***** Working data

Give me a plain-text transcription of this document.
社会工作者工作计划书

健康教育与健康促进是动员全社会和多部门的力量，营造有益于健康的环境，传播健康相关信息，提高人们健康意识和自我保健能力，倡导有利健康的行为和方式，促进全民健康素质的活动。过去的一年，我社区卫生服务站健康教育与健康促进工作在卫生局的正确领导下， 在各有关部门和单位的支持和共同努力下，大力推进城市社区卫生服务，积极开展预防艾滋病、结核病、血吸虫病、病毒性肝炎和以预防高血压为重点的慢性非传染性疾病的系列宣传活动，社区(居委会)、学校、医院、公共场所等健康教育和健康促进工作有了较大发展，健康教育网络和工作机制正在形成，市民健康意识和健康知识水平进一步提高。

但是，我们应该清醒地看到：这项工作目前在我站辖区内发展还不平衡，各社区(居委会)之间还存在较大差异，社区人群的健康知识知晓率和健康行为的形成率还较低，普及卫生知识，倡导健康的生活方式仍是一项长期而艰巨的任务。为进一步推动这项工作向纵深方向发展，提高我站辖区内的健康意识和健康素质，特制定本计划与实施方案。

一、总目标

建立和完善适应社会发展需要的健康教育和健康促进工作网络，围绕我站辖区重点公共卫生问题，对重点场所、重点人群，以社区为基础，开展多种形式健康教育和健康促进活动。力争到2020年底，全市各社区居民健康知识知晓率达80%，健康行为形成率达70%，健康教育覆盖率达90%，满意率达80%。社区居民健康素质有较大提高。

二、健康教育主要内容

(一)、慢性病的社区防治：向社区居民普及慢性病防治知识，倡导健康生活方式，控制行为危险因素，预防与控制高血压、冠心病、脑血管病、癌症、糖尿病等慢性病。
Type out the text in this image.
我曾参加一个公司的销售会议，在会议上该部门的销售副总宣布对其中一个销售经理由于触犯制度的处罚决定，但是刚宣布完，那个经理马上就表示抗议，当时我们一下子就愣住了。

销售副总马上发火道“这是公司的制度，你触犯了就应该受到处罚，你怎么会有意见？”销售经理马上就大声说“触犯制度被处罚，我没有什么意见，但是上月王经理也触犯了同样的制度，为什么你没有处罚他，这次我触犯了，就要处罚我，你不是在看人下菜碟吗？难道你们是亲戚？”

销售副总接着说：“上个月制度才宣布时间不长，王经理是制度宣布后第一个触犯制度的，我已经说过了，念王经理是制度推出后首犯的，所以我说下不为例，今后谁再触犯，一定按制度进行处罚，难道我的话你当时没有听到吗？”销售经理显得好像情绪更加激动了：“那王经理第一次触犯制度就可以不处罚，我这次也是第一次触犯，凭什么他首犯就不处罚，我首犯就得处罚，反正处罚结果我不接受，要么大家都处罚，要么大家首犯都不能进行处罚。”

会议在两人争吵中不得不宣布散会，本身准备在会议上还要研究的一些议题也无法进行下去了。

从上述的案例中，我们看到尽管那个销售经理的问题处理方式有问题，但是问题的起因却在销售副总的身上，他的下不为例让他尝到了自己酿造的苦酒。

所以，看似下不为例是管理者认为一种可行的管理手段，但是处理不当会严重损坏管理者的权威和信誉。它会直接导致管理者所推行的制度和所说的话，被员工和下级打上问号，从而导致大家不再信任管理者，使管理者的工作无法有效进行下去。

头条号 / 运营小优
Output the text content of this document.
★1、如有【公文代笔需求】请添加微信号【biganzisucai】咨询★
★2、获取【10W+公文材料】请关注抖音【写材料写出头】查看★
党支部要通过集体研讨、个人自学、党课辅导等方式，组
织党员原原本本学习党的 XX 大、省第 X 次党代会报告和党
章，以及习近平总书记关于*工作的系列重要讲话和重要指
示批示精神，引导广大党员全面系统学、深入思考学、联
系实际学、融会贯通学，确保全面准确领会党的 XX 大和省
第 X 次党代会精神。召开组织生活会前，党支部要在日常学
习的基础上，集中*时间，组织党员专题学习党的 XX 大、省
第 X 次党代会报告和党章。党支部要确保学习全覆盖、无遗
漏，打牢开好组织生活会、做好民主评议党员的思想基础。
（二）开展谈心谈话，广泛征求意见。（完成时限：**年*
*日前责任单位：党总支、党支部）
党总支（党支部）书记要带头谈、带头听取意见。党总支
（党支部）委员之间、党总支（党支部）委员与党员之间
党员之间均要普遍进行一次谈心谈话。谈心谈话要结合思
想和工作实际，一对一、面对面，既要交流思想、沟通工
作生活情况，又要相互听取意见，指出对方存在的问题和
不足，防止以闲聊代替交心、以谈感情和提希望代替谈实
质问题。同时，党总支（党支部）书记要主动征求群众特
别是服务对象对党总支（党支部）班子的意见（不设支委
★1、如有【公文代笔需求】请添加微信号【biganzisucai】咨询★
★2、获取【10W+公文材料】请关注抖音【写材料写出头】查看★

**********

• **Stated goal**: Gather each line from the listing above that holds "text".

• **Exercise response**:
Give me a plain-text transcription of this document.
Type out the text in this image.
Output the text content of this document.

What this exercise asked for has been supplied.